What is required
Carry none of the pictures over; set down the material below exactly.

Supplied records
— begin —
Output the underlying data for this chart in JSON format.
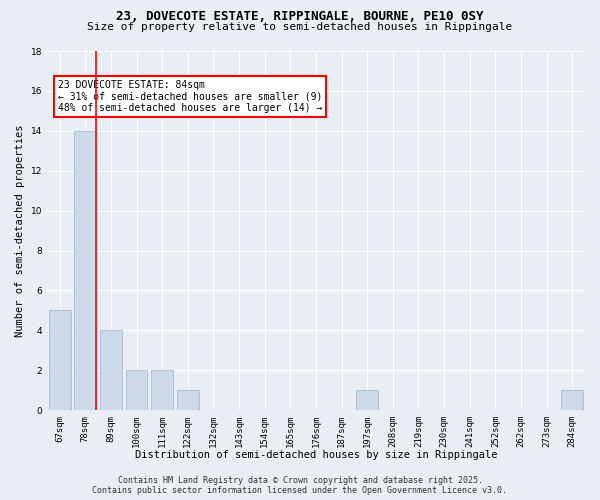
{
  "title": "23, DOVECOTE ESTATE, RIPPINGALE, BOURNE, PE10 0SY",
  "subtitle": "Size of property relative to semi-detached houses in Rippingale",
  "xlabel": "Distribution of semi-detached houses by size in Rippingale",
  "ylabel": "Number of semi-detached properties",
  "categories": [
    "67sqm",
    "78sqm",
    "89sqm",
    "100sqm",
    "111sqm",
    "122sqm",
    "132sqm",
    "143sqm",
    "154sqm",
    "165sqm",
    "176sqm",
    "187sqm",
    "197sqm",
    "208sqm",
    "219sqm",
    "230sqm",
    "241sqm",
    "252sqm",
    "262sqm",
    "273sqm",
    "284sqm"
  ],
  "values": [
    5,
    14,
    4,
    2,
    2,
    1,
    0,
    0,
    0,
    0,
    0,
    0,
    1,
    0,
    0,
    0,
    0,
    0,
    0,
    0,
    1
  ],
  "bar_color": "#ccd9e8",
  "bar_edge_color": "#a0b4c8",
  "redline_bar_index": 1,
  "annotation_text": "23 DOVECOTE ESTATE: 84sqm\n← 31% of semi-detached houses are smaller (9)\n48% of semi-detached houses are larger (14) →",
  "annotation_box_color": "white",
  "annotation_box_edge_color": "red",
  "ylim": [
    0,
    18
  ],
  "yticks": [
    0,
    2,
    4,
    6,
    8,
    10,
    12,
    14,
    16,
    18
  ],
  "footer_line1": "Contains HM Land Registry data © Crown copyright and database right 2025.",
  "footer_line2": "Contains public sector information licensed under the Open Government Licence v3.0.",
  "background_color": "#e8eef4",
  "grid_color": "#ffffff",
  "title_fontsize": 9,
  "subtitle_fontsize": 8,
  "axis_label_fontsize": 7.5,
  "tick_fontsize": 6.5,
  "annotation_fontsize": 7,
  "footer_fontsize": 6
}
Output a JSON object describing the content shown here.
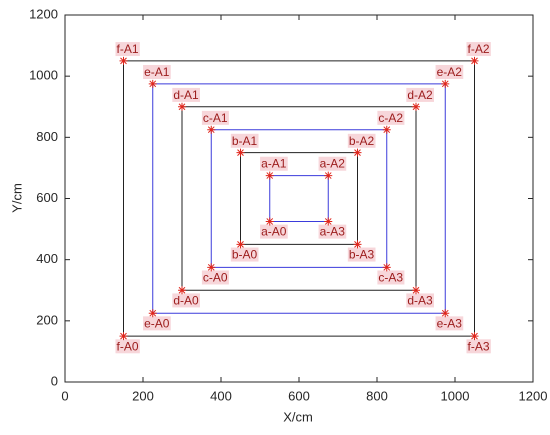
— end —
The answer
Output the underlying data for this chart in JSON format.
{
  "title": "23, DOVECOTE ESTATE, RIPPINGALE, BOURNE, PE10 0SY",
  "subtitle": "Size of property relative to semi-detached houses in Rippingale",
  "xlabel": "Distribution of semi-detached houses by size in Rippingale",
  "ylabel": "Number of semi-detached properties",
  "categories": [
    "67sqm",
    "78sqm",
    "89sqm",
    "100sqm",
    "111sqm",
    "122sqm",
    "132sqm",
    "143sqm",
    "154sqm",
    "165sqm",
    "176sqm",
    "187sqm",
    "197sqm",
    "208sqm",
    "219sqm",
    "230sqm",
    "241sqm",
    "252sqm",
    "262sqm",
    "273sqm",
    "284sqm"
  ],
  "values": [
    5,
    14,
    4,
    2,
    2,
    1,
    0,
    0,
    0,
    0,
    0,
    0,
    1,
    0,
    0,
    0,
    0,
    0,
    0,
    0,
    1
  ],
  "bar_color": "#ccd9e8",
  "bar_edge_color": "#a0b4c8",
  "redline_bar_index": 1,
  "annotation_text": "23 DOVECOTE ESTATE: 84sqm\n← 31% of semi-detached houses are smaller (9)\n48% of semi-detached houses are larger (14) →",
  "annotation_box_color": "white",
  "annotation_box_edge_color": "red",
  "ylim": [
    0,
    18
  ],
  "yticks": [
    0,
    2,
    4,
    6,
    8,
    10,
    12,
    14,
    16,
    18
  ],
  "footer_line1": "Contains HM Land Registry data © Crown copyright and database right 2025.",
  "footer_line2": "Contains public sector information licensed under the Open Government Licence v3.0.",
  "background_color": "#e8eef4",
  "grid_color": "#ffffff",
  "title_fontsize": 9,
  "subtitle_fontsize": 8,
  "axis_label_fontsize": 7.5,
  "tick_fontsize": 6.5,
  "annotation_fontsize": 7,
  "footer_fontsize": 6
}
Output a JSON object describing the content shown here.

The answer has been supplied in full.